[Start of Data lines]

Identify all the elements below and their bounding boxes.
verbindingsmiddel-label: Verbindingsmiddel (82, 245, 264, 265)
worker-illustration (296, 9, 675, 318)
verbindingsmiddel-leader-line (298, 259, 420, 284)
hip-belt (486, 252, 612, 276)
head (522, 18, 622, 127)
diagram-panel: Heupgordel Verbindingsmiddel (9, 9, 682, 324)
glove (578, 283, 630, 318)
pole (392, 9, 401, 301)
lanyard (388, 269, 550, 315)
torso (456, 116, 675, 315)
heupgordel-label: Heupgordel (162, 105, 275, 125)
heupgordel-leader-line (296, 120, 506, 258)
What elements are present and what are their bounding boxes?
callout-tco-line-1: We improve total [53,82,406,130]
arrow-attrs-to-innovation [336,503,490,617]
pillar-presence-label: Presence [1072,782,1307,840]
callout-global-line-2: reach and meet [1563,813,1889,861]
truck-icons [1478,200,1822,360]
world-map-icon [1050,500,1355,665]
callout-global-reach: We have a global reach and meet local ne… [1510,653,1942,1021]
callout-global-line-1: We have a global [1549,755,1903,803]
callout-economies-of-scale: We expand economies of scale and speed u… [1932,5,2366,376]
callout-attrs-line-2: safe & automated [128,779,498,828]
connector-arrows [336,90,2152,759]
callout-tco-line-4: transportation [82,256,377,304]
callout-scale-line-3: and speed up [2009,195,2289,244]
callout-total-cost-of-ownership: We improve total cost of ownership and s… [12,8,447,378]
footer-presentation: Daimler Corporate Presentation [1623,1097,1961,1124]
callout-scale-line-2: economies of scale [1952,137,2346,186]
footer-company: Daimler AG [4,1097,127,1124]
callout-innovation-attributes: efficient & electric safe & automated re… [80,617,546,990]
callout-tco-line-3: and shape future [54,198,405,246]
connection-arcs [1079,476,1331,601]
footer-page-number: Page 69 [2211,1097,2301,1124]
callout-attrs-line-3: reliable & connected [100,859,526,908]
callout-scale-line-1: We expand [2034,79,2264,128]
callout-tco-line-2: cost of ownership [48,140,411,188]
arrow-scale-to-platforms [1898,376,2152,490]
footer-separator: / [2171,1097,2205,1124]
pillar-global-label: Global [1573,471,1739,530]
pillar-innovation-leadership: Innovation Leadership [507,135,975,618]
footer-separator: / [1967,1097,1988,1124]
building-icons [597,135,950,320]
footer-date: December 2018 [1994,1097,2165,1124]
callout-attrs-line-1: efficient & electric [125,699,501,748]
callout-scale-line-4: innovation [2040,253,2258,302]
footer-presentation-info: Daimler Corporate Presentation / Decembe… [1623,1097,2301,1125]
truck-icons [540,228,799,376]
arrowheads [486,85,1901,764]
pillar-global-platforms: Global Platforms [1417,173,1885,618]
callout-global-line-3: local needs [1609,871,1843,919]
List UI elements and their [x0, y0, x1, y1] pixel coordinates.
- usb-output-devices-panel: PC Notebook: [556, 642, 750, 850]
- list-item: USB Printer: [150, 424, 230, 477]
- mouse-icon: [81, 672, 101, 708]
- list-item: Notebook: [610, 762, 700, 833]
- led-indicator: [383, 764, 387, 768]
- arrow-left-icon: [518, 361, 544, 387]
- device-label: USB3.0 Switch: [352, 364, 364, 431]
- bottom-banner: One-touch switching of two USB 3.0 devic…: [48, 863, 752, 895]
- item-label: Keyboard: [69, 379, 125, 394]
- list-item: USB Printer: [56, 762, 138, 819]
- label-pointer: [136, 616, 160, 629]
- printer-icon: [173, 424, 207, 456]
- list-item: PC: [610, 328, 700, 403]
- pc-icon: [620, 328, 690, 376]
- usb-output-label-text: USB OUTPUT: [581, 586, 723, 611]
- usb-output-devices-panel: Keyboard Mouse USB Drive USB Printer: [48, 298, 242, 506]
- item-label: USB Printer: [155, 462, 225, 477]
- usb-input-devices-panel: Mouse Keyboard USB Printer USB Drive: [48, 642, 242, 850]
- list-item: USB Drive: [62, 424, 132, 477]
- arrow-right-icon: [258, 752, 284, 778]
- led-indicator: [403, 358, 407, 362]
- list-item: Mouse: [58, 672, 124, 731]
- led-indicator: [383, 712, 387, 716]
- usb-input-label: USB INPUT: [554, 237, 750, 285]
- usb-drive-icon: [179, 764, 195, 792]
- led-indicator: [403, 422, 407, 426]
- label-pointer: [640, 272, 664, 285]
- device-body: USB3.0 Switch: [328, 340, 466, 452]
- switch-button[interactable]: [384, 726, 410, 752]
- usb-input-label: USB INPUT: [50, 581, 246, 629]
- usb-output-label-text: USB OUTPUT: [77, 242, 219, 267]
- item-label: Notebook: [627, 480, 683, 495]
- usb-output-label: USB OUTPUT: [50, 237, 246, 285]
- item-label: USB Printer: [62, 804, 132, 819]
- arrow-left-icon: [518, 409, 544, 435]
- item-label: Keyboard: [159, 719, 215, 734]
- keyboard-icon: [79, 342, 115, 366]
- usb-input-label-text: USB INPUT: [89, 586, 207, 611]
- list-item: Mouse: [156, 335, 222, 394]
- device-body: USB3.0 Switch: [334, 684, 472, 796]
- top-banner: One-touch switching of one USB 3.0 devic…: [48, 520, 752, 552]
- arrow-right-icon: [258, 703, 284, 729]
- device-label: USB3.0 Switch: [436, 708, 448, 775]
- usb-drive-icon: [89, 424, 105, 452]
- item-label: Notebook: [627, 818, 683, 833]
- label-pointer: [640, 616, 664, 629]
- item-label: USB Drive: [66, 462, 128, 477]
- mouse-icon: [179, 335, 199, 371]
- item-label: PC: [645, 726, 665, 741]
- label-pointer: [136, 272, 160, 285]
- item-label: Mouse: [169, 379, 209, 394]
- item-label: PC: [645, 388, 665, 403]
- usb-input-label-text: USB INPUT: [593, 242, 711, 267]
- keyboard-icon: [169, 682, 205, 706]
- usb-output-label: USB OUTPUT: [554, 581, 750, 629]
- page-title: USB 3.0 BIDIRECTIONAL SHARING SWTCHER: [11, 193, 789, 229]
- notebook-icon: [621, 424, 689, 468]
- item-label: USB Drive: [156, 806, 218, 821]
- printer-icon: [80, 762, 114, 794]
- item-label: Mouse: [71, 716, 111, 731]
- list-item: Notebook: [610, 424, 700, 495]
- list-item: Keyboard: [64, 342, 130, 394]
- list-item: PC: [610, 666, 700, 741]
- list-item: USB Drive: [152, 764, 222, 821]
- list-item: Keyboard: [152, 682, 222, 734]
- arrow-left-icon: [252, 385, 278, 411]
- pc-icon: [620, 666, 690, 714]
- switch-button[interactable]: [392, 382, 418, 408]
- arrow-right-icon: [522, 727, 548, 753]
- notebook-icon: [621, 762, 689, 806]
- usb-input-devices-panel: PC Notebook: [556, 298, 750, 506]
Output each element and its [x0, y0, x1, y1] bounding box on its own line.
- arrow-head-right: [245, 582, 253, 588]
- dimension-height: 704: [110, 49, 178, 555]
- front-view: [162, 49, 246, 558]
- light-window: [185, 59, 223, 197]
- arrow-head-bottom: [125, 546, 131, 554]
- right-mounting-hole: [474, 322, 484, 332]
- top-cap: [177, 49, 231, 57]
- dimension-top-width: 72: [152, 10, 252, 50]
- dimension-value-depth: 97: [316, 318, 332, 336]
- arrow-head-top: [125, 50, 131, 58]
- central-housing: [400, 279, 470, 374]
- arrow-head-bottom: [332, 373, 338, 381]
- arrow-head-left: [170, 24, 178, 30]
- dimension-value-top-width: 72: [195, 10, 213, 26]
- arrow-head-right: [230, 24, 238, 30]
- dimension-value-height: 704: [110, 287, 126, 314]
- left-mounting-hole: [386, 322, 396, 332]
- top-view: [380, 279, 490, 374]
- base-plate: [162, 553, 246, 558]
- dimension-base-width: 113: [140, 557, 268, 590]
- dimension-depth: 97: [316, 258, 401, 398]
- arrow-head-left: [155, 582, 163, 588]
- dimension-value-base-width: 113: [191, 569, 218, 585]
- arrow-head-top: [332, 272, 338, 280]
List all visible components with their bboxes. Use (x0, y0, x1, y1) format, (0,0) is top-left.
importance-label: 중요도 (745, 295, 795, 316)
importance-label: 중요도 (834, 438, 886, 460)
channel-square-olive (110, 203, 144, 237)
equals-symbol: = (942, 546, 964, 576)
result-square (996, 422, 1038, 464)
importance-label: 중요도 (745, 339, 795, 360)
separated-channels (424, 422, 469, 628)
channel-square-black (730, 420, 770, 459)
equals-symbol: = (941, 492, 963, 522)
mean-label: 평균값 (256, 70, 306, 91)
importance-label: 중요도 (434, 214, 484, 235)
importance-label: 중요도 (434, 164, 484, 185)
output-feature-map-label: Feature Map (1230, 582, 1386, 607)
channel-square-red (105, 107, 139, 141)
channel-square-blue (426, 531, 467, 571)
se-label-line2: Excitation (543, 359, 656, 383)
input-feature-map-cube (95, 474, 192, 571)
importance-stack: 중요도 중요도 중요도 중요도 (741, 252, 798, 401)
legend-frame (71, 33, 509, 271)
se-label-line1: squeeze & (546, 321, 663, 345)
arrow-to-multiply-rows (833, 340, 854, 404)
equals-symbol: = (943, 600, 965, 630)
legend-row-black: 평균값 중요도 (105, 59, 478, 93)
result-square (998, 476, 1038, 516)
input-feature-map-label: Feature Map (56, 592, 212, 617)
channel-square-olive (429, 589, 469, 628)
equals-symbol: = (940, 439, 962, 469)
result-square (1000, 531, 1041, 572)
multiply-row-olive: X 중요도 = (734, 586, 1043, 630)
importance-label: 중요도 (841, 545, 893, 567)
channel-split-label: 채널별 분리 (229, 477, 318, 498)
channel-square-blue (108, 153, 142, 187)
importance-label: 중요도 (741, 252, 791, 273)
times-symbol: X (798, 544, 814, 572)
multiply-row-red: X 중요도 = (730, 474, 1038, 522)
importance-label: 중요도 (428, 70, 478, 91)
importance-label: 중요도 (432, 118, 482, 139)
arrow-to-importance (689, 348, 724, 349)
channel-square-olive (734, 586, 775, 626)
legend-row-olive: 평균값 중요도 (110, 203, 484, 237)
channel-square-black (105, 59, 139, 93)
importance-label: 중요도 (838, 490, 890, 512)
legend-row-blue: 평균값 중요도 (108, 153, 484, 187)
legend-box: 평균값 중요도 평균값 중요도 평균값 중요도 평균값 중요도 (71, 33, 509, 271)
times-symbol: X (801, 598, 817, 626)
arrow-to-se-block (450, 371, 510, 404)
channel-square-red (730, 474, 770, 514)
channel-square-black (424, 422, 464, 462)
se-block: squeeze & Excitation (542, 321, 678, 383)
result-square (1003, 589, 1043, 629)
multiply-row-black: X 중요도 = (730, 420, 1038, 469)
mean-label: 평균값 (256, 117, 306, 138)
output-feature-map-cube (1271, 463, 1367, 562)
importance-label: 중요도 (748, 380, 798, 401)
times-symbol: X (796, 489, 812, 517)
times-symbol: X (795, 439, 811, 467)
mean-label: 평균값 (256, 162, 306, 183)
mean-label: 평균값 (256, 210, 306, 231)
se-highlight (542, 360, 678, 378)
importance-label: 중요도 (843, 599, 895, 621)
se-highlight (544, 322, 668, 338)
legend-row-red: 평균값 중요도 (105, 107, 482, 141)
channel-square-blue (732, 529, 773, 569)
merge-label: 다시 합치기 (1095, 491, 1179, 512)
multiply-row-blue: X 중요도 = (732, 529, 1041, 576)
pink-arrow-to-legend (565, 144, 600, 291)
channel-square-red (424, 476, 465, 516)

[End of Data lines]

*Task brief:* How many lines in the rows above contain the string "symbol"? Reply with the number alone.

*Response:* 8